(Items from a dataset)
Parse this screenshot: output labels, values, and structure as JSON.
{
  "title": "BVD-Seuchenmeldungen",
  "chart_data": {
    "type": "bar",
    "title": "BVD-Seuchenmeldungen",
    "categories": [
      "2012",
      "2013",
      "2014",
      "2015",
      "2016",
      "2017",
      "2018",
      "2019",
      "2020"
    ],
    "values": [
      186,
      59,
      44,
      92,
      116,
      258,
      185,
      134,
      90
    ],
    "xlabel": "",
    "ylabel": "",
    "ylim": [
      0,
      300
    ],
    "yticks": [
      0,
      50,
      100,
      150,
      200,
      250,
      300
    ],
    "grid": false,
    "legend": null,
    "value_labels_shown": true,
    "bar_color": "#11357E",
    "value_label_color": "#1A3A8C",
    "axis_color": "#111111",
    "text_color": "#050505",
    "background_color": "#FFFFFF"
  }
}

**WRITTEN EXERCISE**: Please output the entries above, every line exactly as it reads.

**SOLVED EXERCISE**:
Parse this screenshot: output labels, values, and structure as JSON.
{
  "title": "BVD-Seuchenmeldungen",
  "chart_data": {
    "type": "bar",
    "title": "BVD-Seuchenmeldungen",
    "categories": [
      "2012",
      "2013",
      "2014",
      "2015",
      "2016",
      "2017",
      "2018",
      "2019",
      "2020"
    ],
    "values": [
      186,
      59,
      44,
      92,
      116,
      258,
      185,
      134,
      90
    ],
    "xlabel": "",
    "ylabel": "",
    "ylim": [
      0,
      300
    ],
    "yticks": [
      0,
      50,
      100,
      150,
      200,
      250,
      300
    ],
    "grid": false,
    "legend": null,
    "value_labels_shown": true,
    "bar_color": "#11357E",
    "value_label_color": "#1A3A8C",
    "axis_color": "#111111",
    "text_color": "#050505",
    "background_color": "#FFFFFF"
  }
}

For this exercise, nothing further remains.